-- START OF RAW RECORDS --

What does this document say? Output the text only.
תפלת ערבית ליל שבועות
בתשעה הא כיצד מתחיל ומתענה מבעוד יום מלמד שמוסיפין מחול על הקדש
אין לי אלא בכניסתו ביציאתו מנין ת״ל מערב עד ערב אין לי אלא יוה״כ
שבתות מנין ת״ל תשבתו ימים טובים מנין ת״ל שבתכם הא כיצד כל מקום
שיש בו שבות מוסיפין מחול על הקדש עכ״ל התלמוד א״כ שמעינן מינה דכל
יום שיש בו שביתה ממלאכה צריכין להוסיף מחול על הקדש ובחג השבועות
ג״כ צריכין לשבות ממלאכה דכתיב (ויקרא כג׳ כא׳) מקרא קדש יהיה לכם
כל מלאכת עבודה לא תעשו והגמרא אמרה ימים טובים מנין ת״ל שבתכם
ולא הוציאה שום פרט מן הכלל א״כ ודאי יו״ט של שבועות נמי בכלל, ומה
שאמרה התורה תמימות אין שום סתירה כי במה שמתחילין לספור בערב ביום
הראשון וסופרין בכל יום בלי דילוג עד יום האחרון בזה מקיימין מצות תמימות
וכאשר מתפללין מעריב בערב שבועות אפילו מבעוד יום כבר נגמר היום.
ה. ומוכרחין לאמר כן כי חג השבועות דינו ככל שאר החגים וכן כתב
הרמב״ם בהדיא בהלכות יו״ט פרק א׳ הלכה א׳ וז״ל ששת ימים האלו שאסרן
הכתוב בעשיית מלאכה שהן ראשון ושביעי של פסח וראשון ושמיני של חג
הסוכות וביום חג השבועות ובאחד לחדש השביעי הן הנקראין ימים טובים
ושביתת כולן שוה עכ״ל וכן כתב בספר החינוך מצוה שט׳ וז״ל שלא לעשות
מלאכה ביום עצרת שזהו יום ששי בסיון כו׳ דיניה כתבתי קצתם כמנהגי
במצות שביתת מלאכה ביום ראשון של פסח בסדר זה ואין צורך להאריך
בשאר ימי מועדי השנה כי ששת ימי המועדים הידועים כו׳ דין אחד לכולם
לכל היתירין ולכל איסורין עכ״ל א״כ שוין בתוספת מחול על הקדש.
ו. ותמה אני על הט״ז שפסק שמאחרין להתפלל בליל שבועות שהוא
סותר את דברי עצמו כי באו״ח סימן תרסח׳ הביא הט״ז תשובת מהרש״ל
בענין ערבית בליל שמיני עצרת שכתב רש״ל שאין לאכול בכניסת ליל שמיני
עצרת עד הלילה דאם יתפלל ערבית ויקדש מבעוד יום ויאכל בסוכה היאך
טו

-- END OF RAW RECORDS --

Every entry should be printed again exactly as it stands.

What does this document say? Output the text only.
תפלת ערבית ליל שבועות
בתשעה הא כיצד מתחיל ומתענה מבעוד יום מלמד שמוסיפין מחול על הקדש
אין לי אלא בכניסתו ביציאתו מנין ת״ל מערב עד ערב אין לי אלא יוה״כ
שבתות מנין ת״ל תשבתו ימים טובים מנין ת״ל שבתכם הא כיצד כל מקום
שיש בו שבות מוסיפין מחול על הקדש עכ״ל התלמוד א״כ שמעינן מינה דכל
יום שיש בו שביתה ממלאכה צריכין להוסיף מחול על הקדש ובחג השבועות
ג״כ צריכין לשבות ממלאכה דכתיב (ויקרא כג׳ כא׳) מקרא קדש יהיה לכם
כל מלאכת עבודה לא תעשו והגמרא אמרה ימים טובים מנין ת״ל שבתכם
ולא הוציאה שום פרט מן הכלל א״כ ודאי יו״ט של שבועות נמי בכלל, ומה
שאמרה התורה תמימות אין שום סתירה כי במה שמתחילין לספור בערב ביום
הראשון וסופרין בכל יום בלי דילוג עד יום האחרון בזה מקיימין מצות תמימות
וכאשר מתפללין מעריב בערב שבועות אפילו מבעוד יום כבר נגמר היום.
ה. ומוכרחין לאמר כן כי חג השבועות דינו ככל שאר החגים וכן כתב
הרמב״ם בהדיא בהלכות יו״ט פרק א׳ הלכה א׳ וז״ל ששת ימים האלו שאסרן
הכתוב בעשיית מלאכה שהן ראשון ושביעי של פסח וראשון ושמיני של חג
הסוכות וביום חג השבועות ובאחד לחדש השביעי הן הנקראין ימים טובים
ושביתת כולן שוה עכ״ל וכן כתב בספר החינוך מצוה שט׳ וז״ל שלא לעשות
מלאכה ביום עצרת שזהו יום ששי בסיון כו׳ דיניה כתבתי קצתם כמנהגי
במצות שביתת מלאכה ביום ראשון של פסח בסדר זה ואין צורך להאריך
בשאר ימי מועדי השנה כי ששת ימי המועדים הידועים כו׳ דין אחד לכולם
לכל היתירין ולכל איסורין עכ״ל א״כ שוין בתוספת מחול על הקדש.
ו. ותמה אני על הט״ז שפסק שמאחרין להתפלל בליל שבועות שהוא
סותר את דברי עצמו כי באו״ח סימן תרסח׳ הביא הט״ז תשובת מהרש״ל
בענין ערבית בליל שמיני עצרת שכתב רש״ל שאין לאכול בכניסת ליל שמיני
עצרת עד הלילה דאם יתפלל ערבית ויקדש מבעוד יום ויאכל בסוכה היאך
טו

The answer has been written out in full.